| SHORT EXERCISE |
Can you output the material exactly as written, minus any pictures it holds?

Stored data entries
+++

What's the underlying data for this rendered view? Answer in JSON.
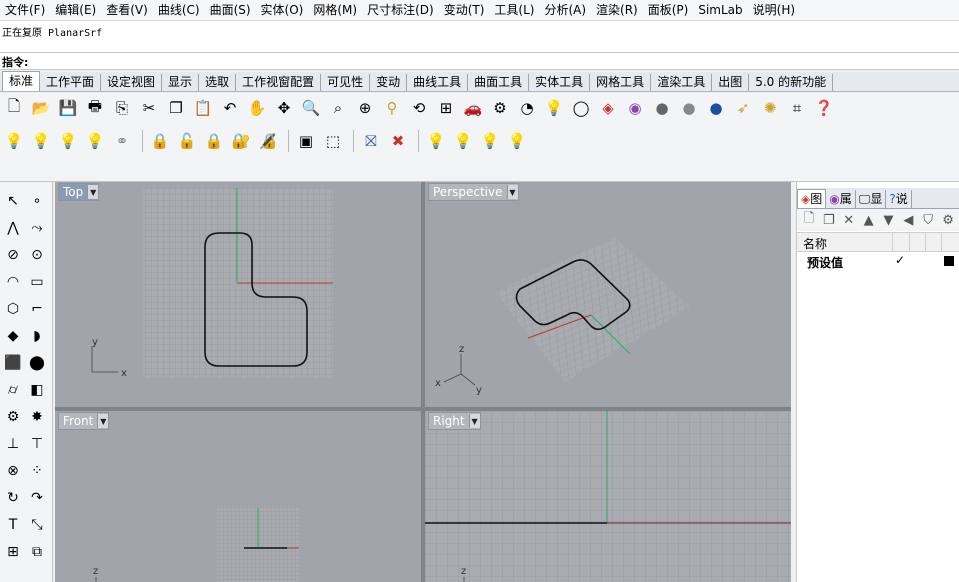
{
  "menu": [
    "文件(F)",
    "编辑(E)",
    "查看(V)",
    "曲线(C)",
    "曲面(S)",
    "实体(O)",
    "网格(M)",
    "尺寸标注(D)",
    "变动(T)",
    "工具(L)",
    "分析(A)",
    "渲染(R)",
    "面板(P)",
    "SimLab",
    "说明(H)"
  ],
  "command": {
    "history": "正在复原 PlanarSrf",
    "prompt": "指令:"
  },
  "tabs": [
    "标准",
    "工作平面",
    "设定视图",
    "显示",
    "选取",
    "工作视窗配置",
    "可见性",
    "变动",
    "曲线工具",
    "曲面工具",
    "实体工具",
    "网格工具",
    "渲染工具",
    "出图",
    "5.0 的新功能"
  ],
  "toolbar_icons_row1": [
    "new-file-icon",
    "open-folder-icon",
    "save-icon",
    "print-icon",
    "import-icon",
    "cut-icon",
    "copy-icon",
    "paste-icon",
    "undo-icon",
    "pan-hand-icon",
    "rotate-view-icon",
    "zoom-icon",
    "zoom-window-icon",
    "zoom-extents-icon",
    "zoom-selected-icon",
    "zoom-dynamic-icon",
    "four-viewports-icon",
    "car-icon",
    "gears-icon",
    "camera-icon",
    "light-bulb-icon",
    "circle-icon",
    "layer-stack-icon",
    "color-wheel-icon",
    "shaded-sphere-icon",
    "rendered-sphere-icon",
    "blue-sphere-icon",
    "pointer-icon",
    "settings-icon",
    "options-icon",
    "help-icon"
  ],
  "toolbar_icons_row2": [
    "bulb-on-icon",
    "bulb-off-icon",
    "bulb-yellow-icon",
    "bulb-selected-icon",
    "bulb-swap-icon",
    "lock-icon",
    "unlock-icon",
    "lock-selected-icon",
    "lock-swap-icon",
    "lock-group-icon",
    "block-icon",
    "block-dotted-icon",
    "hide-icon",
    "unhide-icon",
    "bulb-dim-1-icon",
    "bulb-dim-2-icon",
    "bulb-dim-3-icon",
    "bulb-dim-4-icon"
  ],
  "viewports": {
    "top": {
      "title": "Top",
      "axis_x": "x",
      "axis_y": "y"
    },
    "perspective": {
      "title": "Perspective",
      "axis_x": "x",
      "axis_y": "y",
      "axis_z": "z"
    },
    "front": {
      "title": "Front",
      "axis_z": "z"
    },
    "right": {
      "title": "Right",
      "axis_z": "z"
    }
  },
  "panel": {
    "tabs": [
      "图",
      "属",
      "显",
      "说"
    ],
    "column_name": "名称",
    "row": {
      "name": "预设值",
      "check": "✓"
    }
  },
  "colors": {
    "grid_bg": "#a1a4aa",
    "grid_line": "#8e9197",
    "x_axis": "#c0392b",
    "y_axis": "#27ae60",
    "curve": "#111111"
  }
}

+++

| RESULT OF THIS EXERCISE |
What's the underlying data for this rendered view? Answer in JSON.
{
  "menu": [
    "文件(F)",
    "编辑(E)",
    "查看(V)",
    "曲线(C)",
    "曲面(S)",
    "实体(O)",
    "网格(M)",
    "尺寸标注(D)",
    "变动(T)",
    "工具(L)",
    "分析(A)",
    "渲染(R)",
    "面板(P)",
    "SimLab",
    "说明(H)"
  ],
  "command": {
    "history": "正在复原 PlanarSrf",
    "prompt": "指令:"
  },
  "tabs": [
    "标准",
    "工作平面",
    "设定视图",
    "显示",
    "选取",
    "工作视窗配置",
    "可见性",
    "变动",
    "曲线工具",
    "曲面工具",
    "实体工具",
    "网格工具",
    "渲染工具",
    "出图",
    "5.0 的新功能"
  ],
  "toolbar_icons_row1": [
    "new-file-icon",
    "open-folder-icon",
    "save-icon",
    "print-icon",
    "import-icon",
    "cut-icon",
    "copy-icon",
    "paste-icon",
    "undo-icon",
    "pan-hand-icon",
    "rotate-view-icon",
    "zoom-icon",
    "zoom-window-icon",
    "zoom-extents-icon",
    "zoom-selected-icon",
    "zoom-dynamic-icon",
    "four-viewports-icon",
    "car-icon",
    "gears-icon",
    "camera-icon",
    "light-bulb-icon",
    "circle-icon",
    "layer-stack-icon",
    "color-wheel-icon",
    "shaded-sphere-icon",
    "rendered-sphere-icon",
    "blue-sphere-icon",
    "pointer-icon",
    "settings-icon",
    "options-icon",
    "help-icon"
  ],
  "toolbar_icons_row2": [
    "bulb-on-icon",
    "bulb-off-icon",
    "bulb-yellow-icon",
    "bulb-selected-icon",
    "bulb-swap-icon",
    "lock-icon",
    "unlock-icon",
    "lock-selected-icon",
    "lock-swap-icon",
    "lock-group-icon",
    "block-icon",
    "block-dotted-icon",
    "hide-icon",
    "unhide-icon",
    "bulb-dim-1-icon",
    "bulb-dim-2-icon",
    "bulb-dim-3-icon",
    "bulb-dim-4-icon"
  ],
  "viewports": {
    "top": {
      "title": "Top",
      "axis_x": "x",
      "axis_y": "y"
    },
    "perspective": {
      "title": "Perspective",
      "axis_x": "x",
      "axis_y": "y",
      "axis_z": "z"
    },
    "front": {
      "title": "Front",
      "axis_z": "z"
    },
    "right": {
      "title": "Right",
      "axis_z": "z"
    }
  },
  "panel": {
    "tabs": [
      "图",
      "属",
      "显",
      "说"
    ],
    "column_name": "名称",
    "row": {
      "name": "预设值",
      "check": "✓"
    }
  },
  "colors": {
    "grid_bg": "#a1a4aa",
    "grid_line": "#8e9197",
    "x_axis": "#c0392b",
    "y_axis": "#27ae60",
    "curve": "#111111"
  }
}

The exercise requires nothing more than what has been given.